| PROMPT A |
Rewrite the email on library paths from "On 2016-01-22 13:13, Marc" to "the int first.", putting "drill" in place of "exercise".
| PROMPT B |
Pick up the email on library paths and keep writing from the point where it stops.

| TEXT |
________________________________________
[Development] Question about QCoreApplicationData::*_libpaths

Matthew Woehlke mwoehlke.floss at gmail.com
Fri Jan 22 18:34:26 CET 2016


On 2016-01-22 13:13, Marc Mutz wrote:
> On Friday 22 January 2016 17:44:40 Thiago Macieira wrote:
>> On Friday 22 January 2016 11:14:47 Marc Mutz wrote:
>>> On Friday 22 January 2016 09:57:00 Иван Комиссаров wrote:
>>>> What
>>>> i'm missing?
>>>
>>> You haven't done the exercise with the int first.
>>
>> Here's the exercise with int. This is thread-safe:
>>
>> int f()
>> {
>> 	return 1;
>> }
>>
>> 	auto x = f();
>> 	++x;
>>
>> No matter how many threads call f(), all of them will get a value from f,
>> can assign it to a variable and modify without caring what other threads
>> do.
>>
>> Replace int with QMap or QString and you have the same behaviour.
> 
> This part of the discussion was about copying a container. You return a new 
> instance instead. Returning a new instance does not copy, nor move, due to 
> NRVO.
________________________________________
| ENTRIES PROVIDED |

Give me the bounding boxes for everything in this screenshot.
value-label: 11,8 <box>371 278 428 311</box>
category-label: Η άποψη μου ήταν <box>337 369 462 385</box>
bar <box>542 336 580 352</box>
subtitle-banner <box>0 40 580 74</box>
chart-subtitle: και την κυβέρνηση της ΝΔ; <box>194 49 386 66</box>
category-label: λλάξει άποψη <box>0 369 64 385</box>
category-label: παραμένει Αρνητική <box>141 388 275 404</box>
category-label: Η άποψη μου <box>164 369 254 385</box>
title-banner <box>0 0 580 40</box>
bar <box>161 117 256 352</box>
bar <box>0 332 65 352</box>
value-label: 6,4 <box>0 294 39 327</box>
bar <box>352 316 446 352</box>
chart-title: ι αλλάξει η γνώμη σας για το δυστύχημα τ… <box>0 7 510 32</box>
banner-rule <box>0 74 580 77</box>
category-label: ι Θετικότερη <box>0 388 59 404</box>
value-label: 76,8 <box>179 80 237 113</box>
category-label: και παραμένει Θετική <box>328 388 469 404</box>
________________________________________
| WRITTEN RESPONSE A |
On 2016-01-22 13:13, Marc Mutz wrote:
> On Friday 22 January 2016 17:44:40 Thiago Macieira wrote:
>> On Friday 22 January 2016 11:14:47 Marc Mutz wrote:
>>> On Friday 22 January 2016 09:57:00 Иван Комиссаров wrote:
>>>> What
>>>> i'm missing?
>>>
>>> You haven't done the drill with the int first.

| WRITTEN RESPONSE B |
The same assertions would hold if Thiago had written:

  int f()
  {
    static int result = 1;
    return result;
  }

...or anything else for the body of f().

And in fact, you're again attacking a straw man. The implementation of
getMap() was not shown; for all you know, it too might have returned a
new instance every time. (Probably not, but doesn't matter.)

What matters is that the result is returned *by value*. It is thread
safe because it is not a reference, it is a copy. Qt containers are
likewise thread safe because they behave (in a thread-safe manner) *as
if* an actual copy was made (even though the actual copy might not
happen until some time later, if ever).